[BEGIN RECORDS FOR THIS EXERCISE]

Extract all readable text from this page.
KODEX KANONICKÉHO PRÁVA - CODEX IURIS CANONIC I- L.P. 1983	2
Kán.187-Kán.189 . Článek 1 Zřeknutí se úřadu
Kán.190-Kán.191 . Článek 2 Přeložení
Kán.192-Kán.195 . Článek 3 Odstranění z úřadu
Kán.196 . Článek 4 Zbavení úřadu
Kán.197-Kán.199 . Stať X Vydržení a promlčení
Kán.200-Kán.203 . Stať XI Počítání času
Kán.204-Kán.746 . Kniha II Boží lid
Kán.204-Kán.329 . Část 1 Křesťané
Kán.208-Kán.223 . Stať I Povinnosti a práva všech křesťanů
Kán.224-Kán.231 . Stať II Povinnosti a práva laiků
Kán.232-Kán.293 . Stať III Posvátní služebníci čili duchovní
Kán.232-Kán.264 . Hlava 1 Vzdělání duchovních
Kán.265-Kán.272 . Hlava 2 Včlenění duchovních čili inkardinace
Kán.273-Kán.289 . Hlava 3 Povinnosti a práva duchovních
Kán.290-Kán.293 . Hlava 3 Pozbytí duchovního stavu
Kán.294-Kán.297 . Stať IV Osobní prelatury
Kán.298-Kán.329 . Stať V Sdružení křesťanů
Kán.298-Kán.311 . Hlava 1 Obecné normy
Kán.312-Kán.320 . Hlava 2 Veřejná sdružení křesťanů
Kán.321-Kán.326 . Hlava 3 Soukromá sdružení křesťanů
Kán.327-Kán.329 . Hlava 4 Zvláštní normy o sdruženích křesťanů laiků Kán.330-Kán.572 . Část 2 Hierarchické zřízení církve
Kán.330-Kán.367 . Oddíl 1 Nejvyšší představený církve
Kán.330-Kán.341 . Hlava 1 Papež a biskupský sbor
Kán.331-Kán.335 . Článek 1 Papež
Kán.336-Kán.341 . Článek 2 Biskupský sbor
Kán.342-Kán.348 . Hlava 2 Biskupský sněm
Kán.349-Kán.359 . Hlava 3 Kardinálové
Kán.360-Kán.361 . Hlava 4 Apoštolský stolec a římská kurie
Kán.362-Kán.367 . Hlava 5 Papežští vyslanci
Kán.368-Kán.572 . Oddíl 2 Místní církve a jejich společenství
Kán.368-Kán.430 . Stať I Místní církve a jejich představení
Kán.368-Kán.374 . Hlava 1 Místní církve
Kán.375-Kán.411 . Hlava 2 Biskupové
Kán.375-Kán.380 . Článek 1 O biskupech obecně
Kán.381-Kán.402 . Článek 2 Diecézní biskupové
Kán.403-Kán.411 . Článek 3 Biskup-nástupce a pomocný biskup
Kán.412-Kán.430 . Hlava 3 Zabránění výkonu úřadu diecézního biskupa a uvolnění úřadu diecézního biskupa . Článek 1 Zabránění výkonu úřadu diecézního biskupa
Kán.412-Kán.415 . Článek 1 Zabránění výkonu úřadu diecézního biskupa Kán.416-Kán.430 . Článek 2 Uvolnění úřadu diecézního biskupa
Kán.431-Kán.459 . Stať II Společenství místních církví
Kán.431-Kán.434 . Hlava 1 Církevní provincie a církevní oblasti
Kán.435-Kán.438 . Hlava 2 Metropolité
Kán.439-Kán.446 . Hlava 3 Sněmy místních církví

[END RECORDS FOR THIS EXERCISE]

WHAT YOU ARE ASKED TO DO:
Type the whole listing again, unaltered.

SOLUTION:
Extract all readable text from this page.
KODEX KANONICKÉHO PRÁVA - CODEX IURIS CANONIC I- L.P. 1983	2
Kán.187-Kán.189 . Článek 1 Zřeknutí se úřadu
Kán.190-Kán.191 . Článek 2 Přeložení
Kán.192-Kán.195 . Článek 3 Odstranění z úřadu
Kán.196 . Článek 4 Zbavení úřadu
Kán.197-Kán.199 . Stať X Vydržení a promlčení
Kán.200-Kán.203 . Stať XI Počítání času
Kán.204-Kán.746 . Kniha II Boží lid
Kán.204-Kán.329 . Část 1 Křesťané
Kán.208-Kán.223 . Stať I Povinnosti a práva všech křesťanů
Kán.224-Kán.231 . Stať II Povinnosti a práva laiků
Kán.232-Kán.293 . Stať III Posvátní služebníci čili duchovní
Kán.232-Kán.264 . Hlava 1 Vzdělání duchovních
Kán.265-Kán.272 . Hlava 2 Včlenění duchovních čili inkardinace
Kán.273-Kán.289 . Hlava 3 Povinnosti a práva duchovních
Kán.290-Kán.293 . Hlava 3 Pozbytí duchovního stavu
Kán.294-Kán.297 . Stať IV Osobní prelatury
Kán.298-Kán.329 . Stať V Sdružení křesťanů
Kán.298-Kán.311 . Hlava 1 Obecné normy
Kán.312-Kán.320 . Hlava 2 Veřejná sdružení křesťanů
Kán.321-Kán.326 . Hlava 3 Soukromá sdružení křesťanů
Kán.327-Kán.329 . Hlava 4 Zvláštní normy o sdruženích křesťanů laiků Kán.330-Kán.572 . Část 2 Hierarchické zřízení církve
Kán.330-Kán.367 . Oddíl 1 Nejvyšší představený církve
Kán.330-Kán.341 . Hlava 1 Papež a biskupský sbor
Kán.331-Kán.335 . Článek 1 Papež
Kán.336-Kán.341 . Článek 2 Biskupský sbor
Kán.342-Kán.348 . Hlava 2 Biskupský sněm
Kán.349-Kán.359 . Hlava 3 Kardinálové
Kán.360-Kán.361 . Hlava 4 Apoštolský stolec a římská kurie
Kán.362-Kán.367 . Hlava 5 Papežští vyslanci
Kán.368-Kán.572 . Oddíl 2 Místní církve a jejich společenství
Kán.368-Kán.430 . Stať I Místní církve a jejich představení
Kán.368-Kán.374 . Hlava 1 Místní církve
Kán.375-Kán.411 . Hlava 2 Biskupové
Kán.375-Kán.380 . Článek 1 O biskupech obecně
Kán.381-Kán.402 . Článek 2 Diecézní biskupové
Kán.403-Kán.411 . Článek 3 Biskup-nástupce a pomocný biskup
Kán.412-Kán.430 . Hlava 3 Zabránění výkonu úřadu diecézního biskupa a uvolnění úřadu diecézního biskupa . Článek 1 Zabránění výkonu úřadu diecézního biskupa
Kán.412-Kán.415 . Článek 1 Zabránění výkonu úřadu diecézního biskupa Kán.416-Kán.430 . Článek 2 Uvolnění úřadu diecézního biskupa
Kán.431-Kán.459 . Stať II Společenství místních církví
Kán.431-Kán.434 . Hlava 1 Církevní provincie a církevní oblasti
Kán.435-Kán.438 . Hlava 2 Metropolité
Kán.439-Kán.446 . Hlava 3 Sněmy místních církví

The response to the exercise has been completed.